Data entries:

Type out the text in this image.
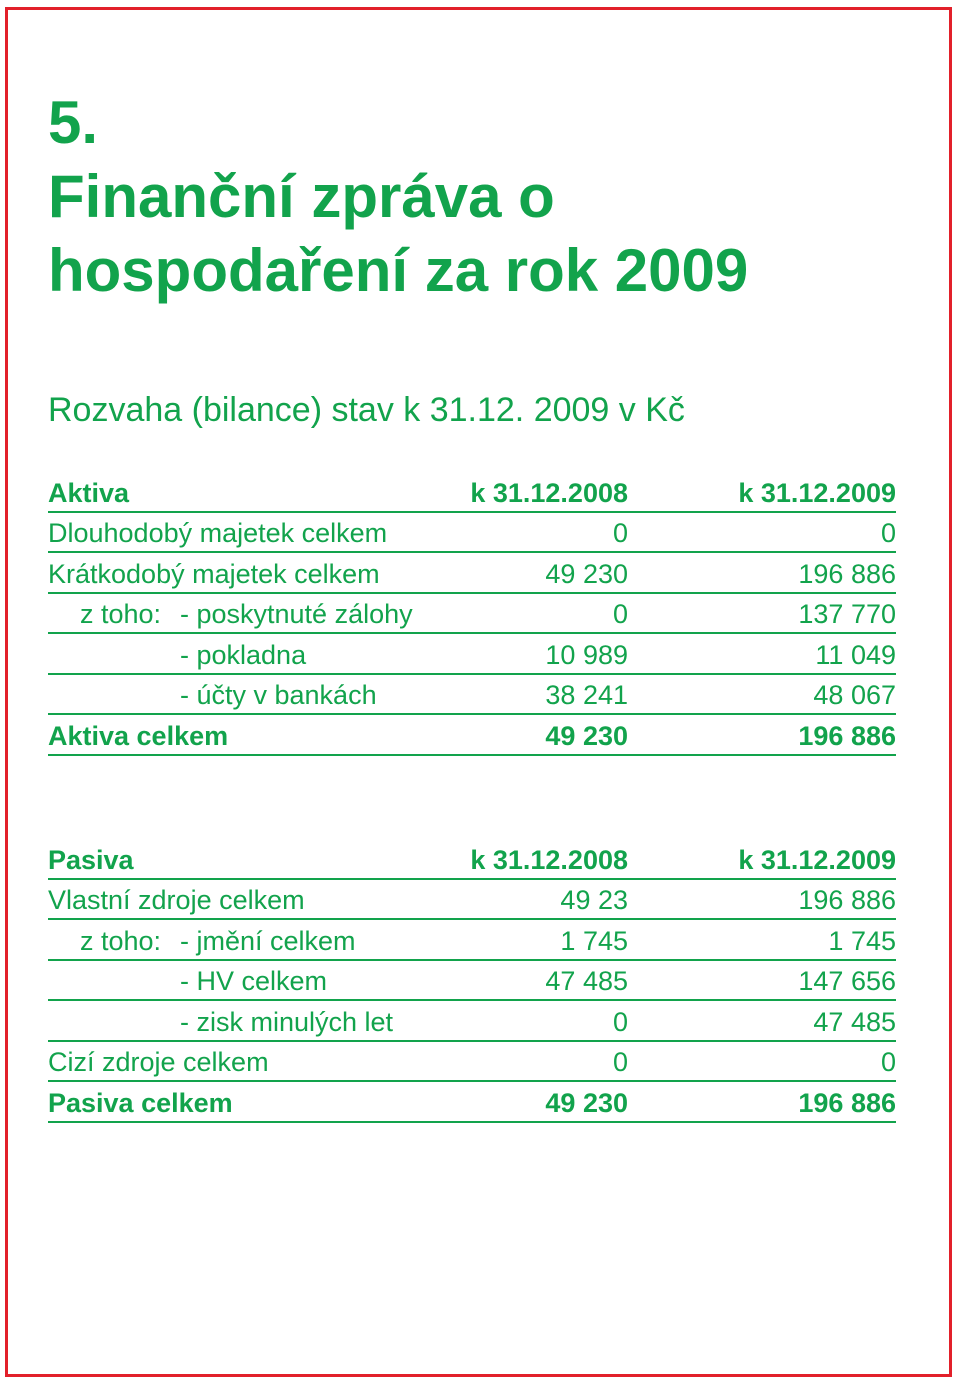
5.
Finanční zpráva o
hospodaření za rok 2009
Rozvaha (bilance) stav k 31.12. 2009 v Kč
Aktiva	k 31.12.2008	k 31.12.2009
Dlouhodobý majetek celkem	0	0
Krátkodobý majetek celkem	49 230	196 886
z toho: - poskytnuté zálohy	0	137 770
- pokladna	10 989	11 049
- účty v bankách	38 241	48 067
Aktiva celkem	49 230	196 886
Pasiva	k 31.12.2008	k 31.12.2009
Vlastní zdroje celkem	49 23	196 886
z toho: - jmění celkem	1 745	1 745
- HV celkem	47 485	147 656
- zisk minulých let	0	47 485
Cizí zdroje celkem	0	0
Pasiva celkem	49 230	196 886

## Directions
Check each line of the entries for the string "majetek". Copy the lines that have it.

## The reply
Dlouhodobý majetek celkem	0	0
Krátkodobý majetek celkem	49 230	196 886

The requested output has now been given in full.